Document text:
# Pair of pigeons on balcony



## FriendofPigeon (May 6, 2021)

Hi pigeon friends, I have scoured your forum looking for answers from other posters, but couldn't quite find a response to my situation. I was feeding all the birds from my 4th floor apartment balcony (rented) here in Germany. I started off last summer simply feeding the blue tits, but over the course of winter, larger birds started to visit and I continued feeding as I felt sorry for them. At the end of winter, I ceased feeding the larger birds (no ground feeder), purely hanging feeders, but a pair of pigeons adopted me, and I found it very hard not to reciprocate. The problem is the usual one, my neighbour (a long-term resident) below me has a huge dislike of pigeons, and complained about some mess on her balcony earlier in the year when I was still groundfeeding, telling me it was illegal to feed pigeons (I simply told her i was feeding all the birds); it was minor mess, but I then ceased ground feeding. Now admittedly, I too had some mess (nothing major) over the winter, mainly, I might add, due to the woodpigeons! However, I have the strong suspicion that my neighbour is somewhat OCD, there is a rigidity to her behaviour which isn't natural. She has in earlier conversations complained to me about the dirtiness of this city - I was rather incredulous as few would call this place dirty, unless comparing it a Swiss city. She has also complained about pigeons leaving mess in the parks, so I have no idea where she would like the pigeons to go.

I kept the small feeders and water, and the pair of pigeons regularly returned ;to hoover up the scraps, however, it was literally just the pair. Then the male kind of implored me (using bird language  ) to feed them and I could see they were very hungry. I devised a method of feeding them and then immediately closing off the feed dish by covering it with a plant pot to prevent other pigeons or woodpigeons from coming. This has worked. To appease the neighbour, I also (with a heavy heart) removed all the small bird feeders, additionally to protect the pair. I tried to cease feeding them, first by reducing the feed, but it became clear when they started coming separately that they were nesting somewhere, so I felt this was heartless. Not long after they resumed coming together, they also started their new courtship on my balcony, and no matter how many times I moved furniture around, blocked off plants, they found another spot! My neighbour below me compained about their cooing. I told her it was just a pair, and that I could not prevent birds from cooing - but like I said she was very rigid. I contacted a pigeon rescue organization, who have offered to capture them and take them to their sanctuary, but they advised me in the meantime to let them nest on my balcony (as a safe haven) and to replace the eggs with fake ones. They told me to keep an eye on their droppings if I restricted their feed to watch for signs of starvation. Unfortunately, not long afterwards I did indeed see signs of insufficient food from the colour of their droppings, so I resumed feeding them twice a day secretly.

As soon as the nest site was established behind my plant stand, the cooing stopped. Furthermore, they began to be scrupulous about not pooping on my balcony. (Is this normal?)

Material shown:
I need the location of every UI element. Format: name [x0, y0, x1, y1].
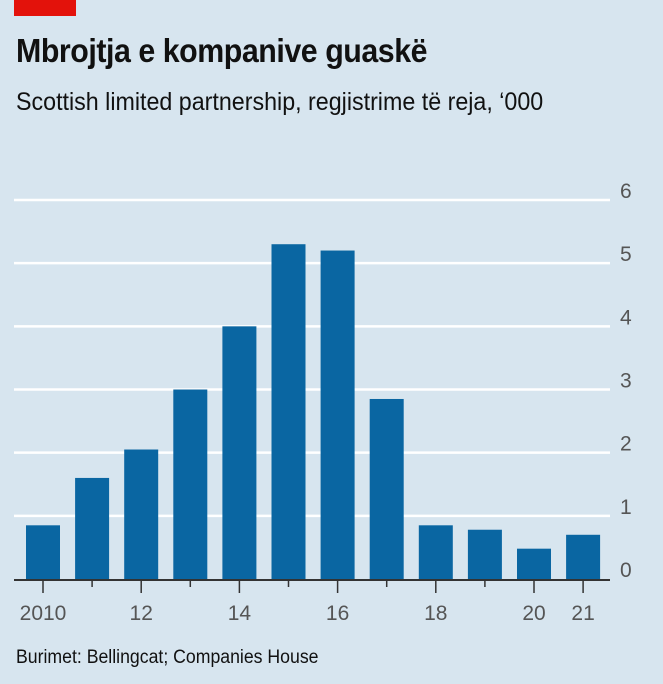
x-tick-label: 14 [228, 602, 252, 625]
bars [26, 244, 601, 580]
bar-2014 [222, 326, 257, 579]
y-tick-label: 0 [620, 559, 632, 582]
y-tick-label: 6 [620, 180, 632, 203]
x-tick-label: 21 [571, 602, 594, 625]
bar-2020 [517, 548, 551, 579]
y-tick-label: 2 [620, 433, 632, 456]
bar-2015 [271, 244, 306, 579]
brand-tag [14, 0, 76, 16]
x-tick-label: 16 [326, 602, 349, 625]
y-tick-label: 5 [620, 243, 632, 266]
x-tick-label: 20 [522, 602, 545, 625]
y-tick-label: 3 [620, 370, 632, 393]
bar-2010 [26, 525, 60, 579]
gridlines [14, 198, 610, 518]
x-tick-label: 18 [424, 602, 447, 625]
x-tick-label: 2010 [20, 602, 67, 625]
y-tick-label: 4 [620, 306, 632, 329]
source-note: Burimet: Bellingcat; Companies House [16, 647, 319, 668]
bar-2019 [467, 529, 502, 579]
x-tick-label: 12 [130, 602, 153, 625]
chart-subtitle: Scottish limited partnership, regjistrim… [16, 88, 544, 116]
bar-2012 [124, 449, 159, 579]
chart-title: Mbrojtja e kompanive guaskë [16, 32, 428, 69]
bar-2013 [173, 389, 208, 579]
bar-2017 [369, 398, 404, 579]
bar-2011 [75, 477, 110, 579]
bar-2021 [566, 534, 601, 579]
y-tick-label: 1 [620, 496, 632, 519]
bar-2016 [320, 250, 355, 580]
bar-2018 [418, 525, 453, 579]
--
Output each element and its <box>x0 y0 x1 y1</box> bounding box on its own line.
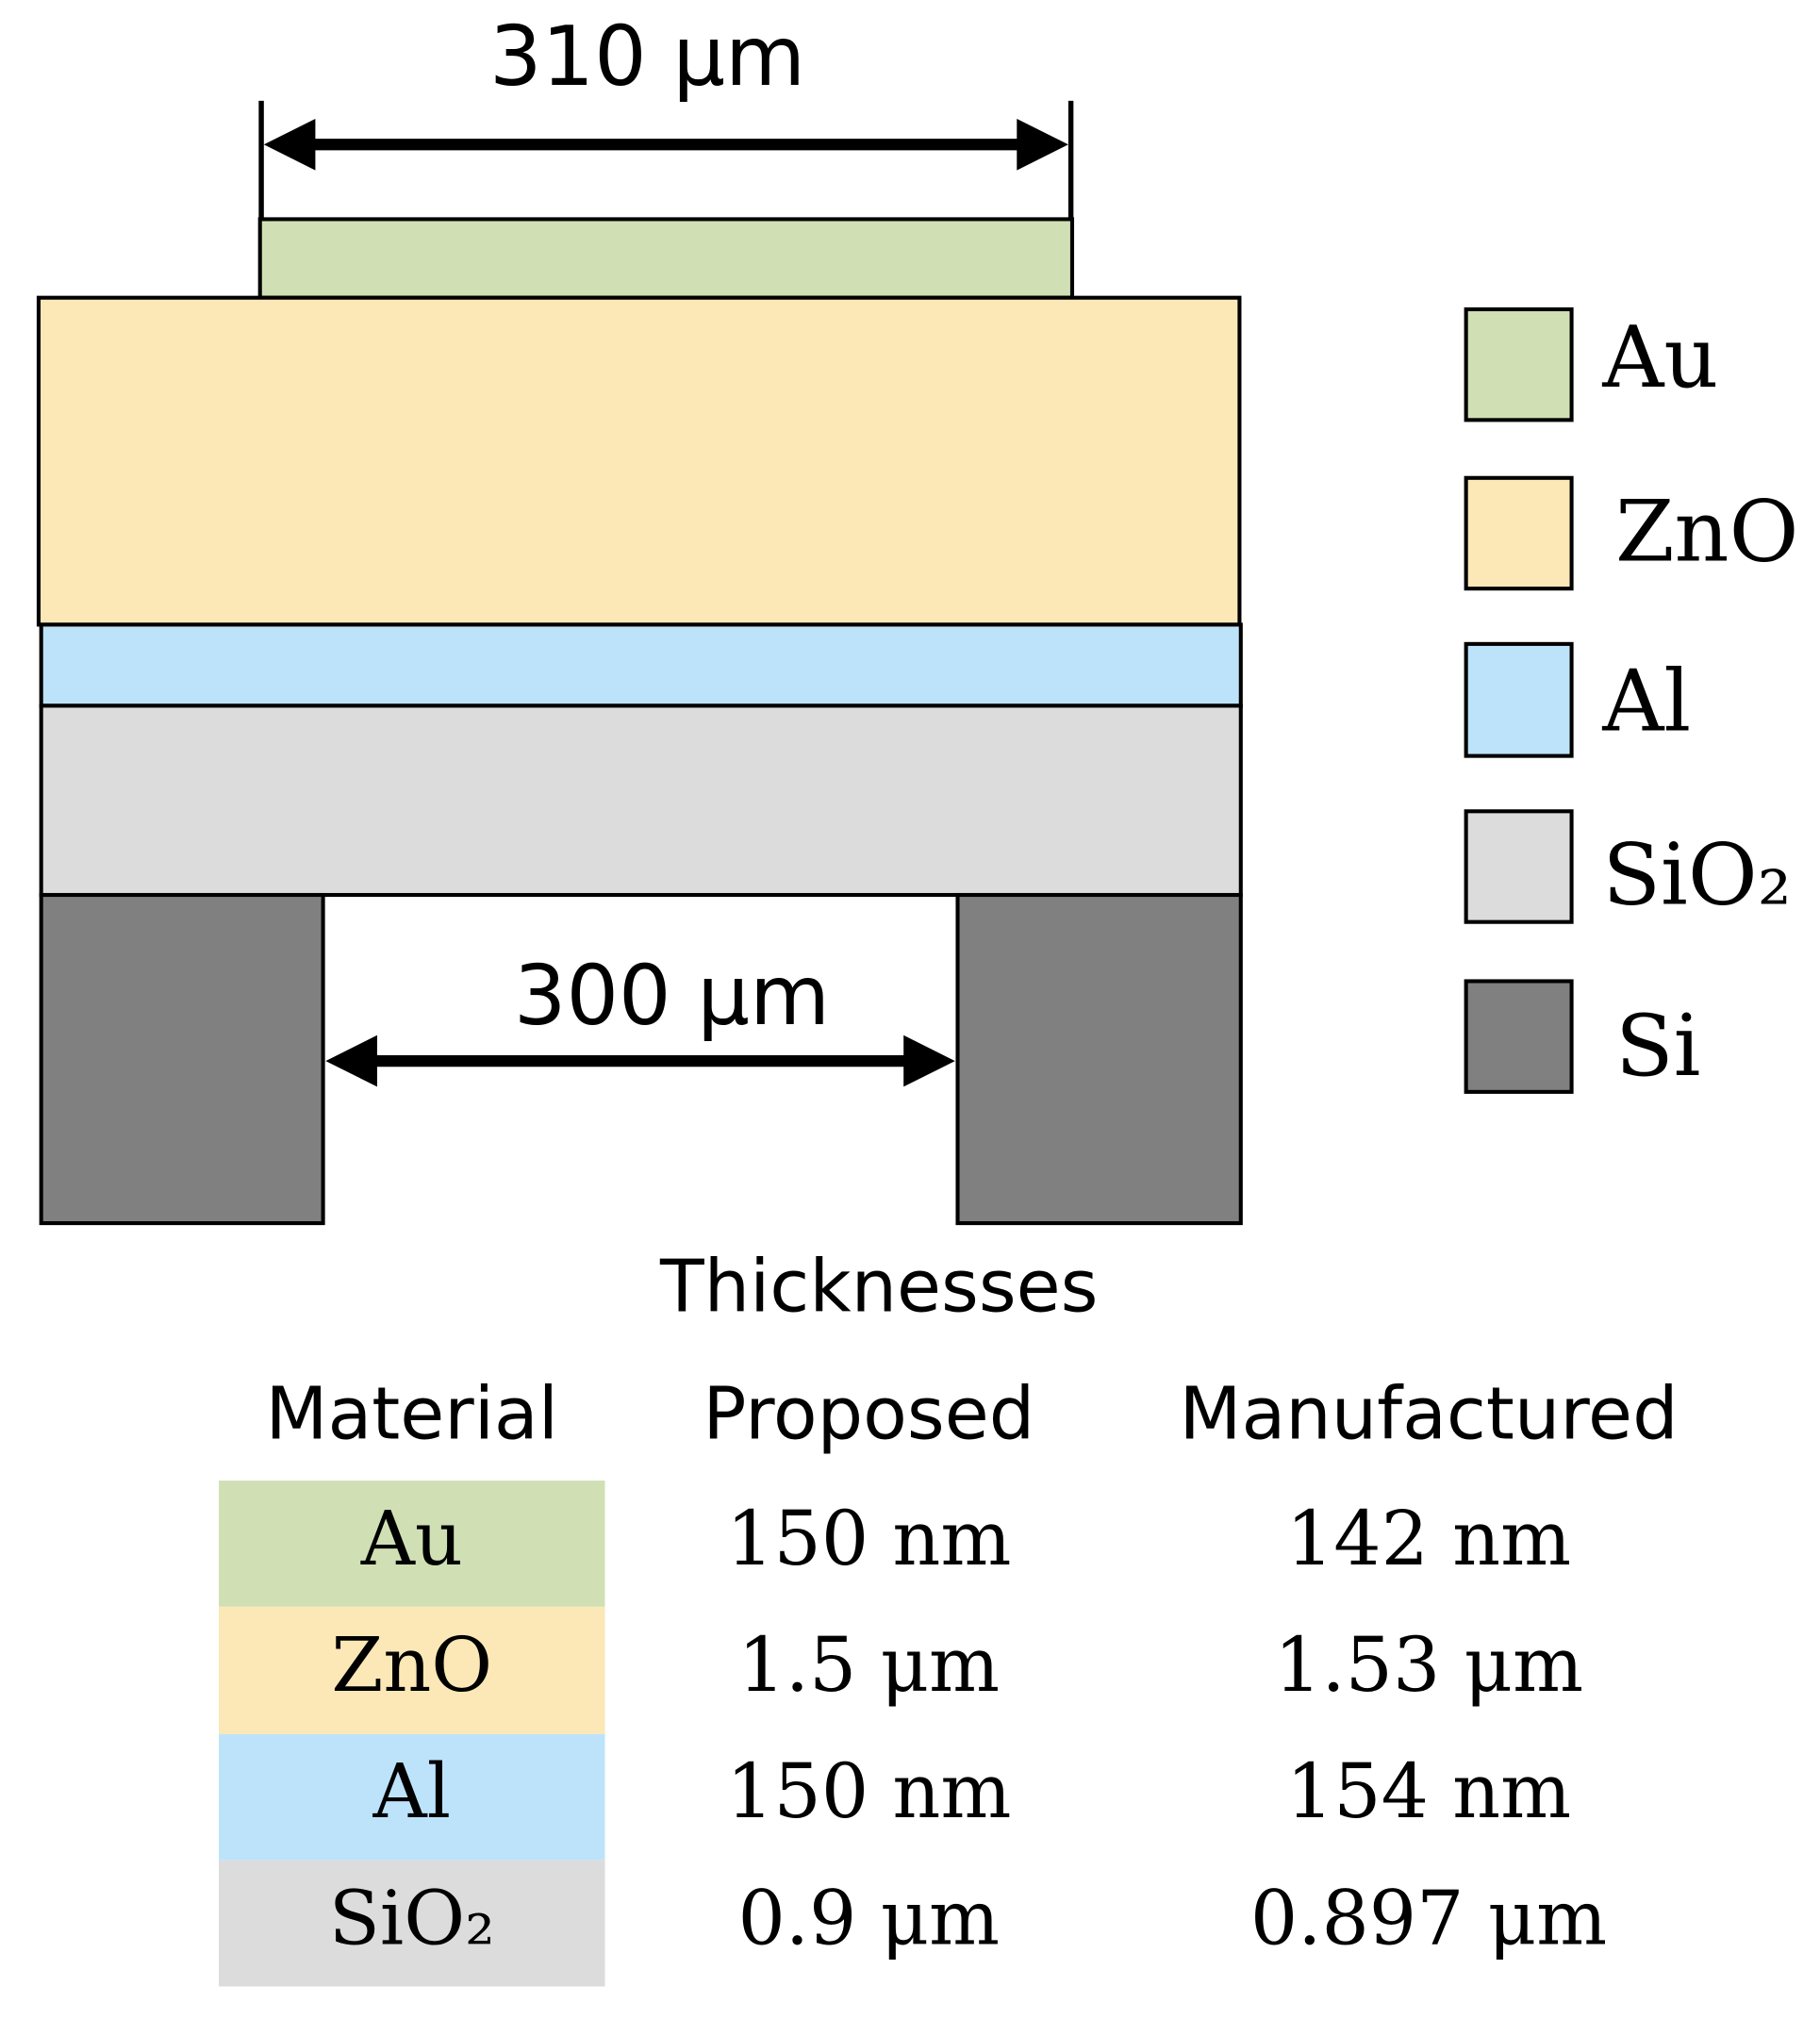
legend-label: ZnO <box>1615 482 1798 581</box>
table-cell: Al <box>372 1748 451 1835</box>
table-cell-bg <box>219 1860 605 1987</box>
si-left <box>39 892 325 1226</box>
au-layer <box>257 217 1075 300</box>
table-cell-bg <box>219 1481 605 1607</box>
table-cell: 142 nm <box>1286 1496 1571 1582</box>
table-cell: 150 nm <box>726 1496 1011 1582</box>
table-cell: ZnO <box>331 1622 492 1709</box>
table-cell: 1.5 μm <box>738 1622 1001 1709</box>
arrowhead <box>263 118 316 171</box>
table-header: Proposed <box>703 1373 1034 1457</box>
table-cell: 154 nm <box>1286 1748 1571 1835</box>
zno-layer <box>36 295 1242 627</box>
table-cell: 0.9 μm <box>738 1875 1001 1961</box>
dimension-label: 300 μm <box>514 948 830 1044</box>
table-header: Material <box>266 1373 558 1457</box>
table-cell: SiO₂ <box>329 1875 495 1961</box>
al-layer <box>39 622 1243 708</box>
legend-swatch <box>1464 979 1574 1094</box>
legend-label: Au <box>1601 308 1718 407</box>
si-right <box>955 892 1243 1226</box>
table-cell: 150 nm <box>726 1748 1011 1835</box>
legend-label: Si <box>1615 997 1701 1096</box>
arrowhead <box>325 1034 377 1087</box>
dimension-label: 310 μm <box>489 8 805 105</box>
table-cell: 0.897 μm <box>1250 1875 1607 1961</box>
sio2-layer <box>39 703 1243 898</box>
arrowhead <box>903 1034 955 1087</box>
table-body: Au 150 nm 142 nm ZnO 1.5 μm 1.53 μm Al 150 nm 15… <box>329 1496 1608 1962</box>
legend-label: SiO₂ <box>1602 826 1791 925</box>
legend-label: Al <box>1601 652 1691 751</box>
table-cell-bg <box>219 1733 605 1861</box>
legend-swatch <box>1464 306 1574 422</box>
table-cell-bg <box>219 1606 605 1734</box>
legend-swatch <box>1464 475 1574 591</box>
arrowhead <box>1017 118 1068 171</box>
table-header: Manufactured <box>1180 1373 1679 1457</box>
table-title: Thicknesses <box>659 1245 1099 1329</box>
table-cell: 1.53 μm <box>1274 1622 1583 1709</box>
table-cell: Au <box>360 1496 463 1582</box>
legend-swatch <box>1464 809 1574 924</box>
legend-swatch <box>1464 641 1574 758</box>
--
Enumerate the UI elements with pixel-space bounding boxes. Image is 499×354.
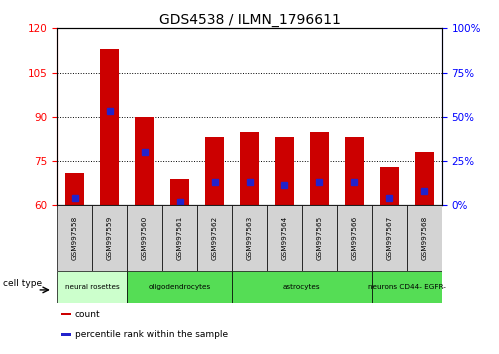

Task requirements:
A. In the forum post about the balcony pigeons, what did the pigeon rescue organization advise doing with the eggs?
B. Write the next part of the forum post about the balcony pigeons, picking up after its final sentence.
The entries have no connection to the forum post about the pigeons on the balcony.

Answers given:
A. Replace them with fake ones.

B.
Anyway, the issue is that I developed a bond with this pair, and now the male has brought a squeaker from his first breeding cycle (I did replace the eggs with the fake ones) to feed. The squeaker has the same markings as the Mum. Pappa pigeon is clearly show squeaker where to feed. I would have continued covertly looking after them all indefinitely but in a few months I will be moving back to England (my home country). I have considered taking them all with me, as I feel really sorry to leave them (maybe the attachment is all on my side!), also because it would not be illegal for me to feed them in England, plus I am looking to buy my own property back home. However, the pigeon sanctuary rep told me that if I took them with me I would need to keep them in an aviary or they would try to find their way back home and perish because of the distance. A cage is all I could offer them in the short-term, until I purchase a home. And even then, I cannot in good conscience keep them in an aviary as they are wild birds, and it is so beautiful to watch them fly. How could I deprive them of that? Ideally, I would have kept them in an aviary at night and released them during the day. Is this inconceivable for a wild pigeon?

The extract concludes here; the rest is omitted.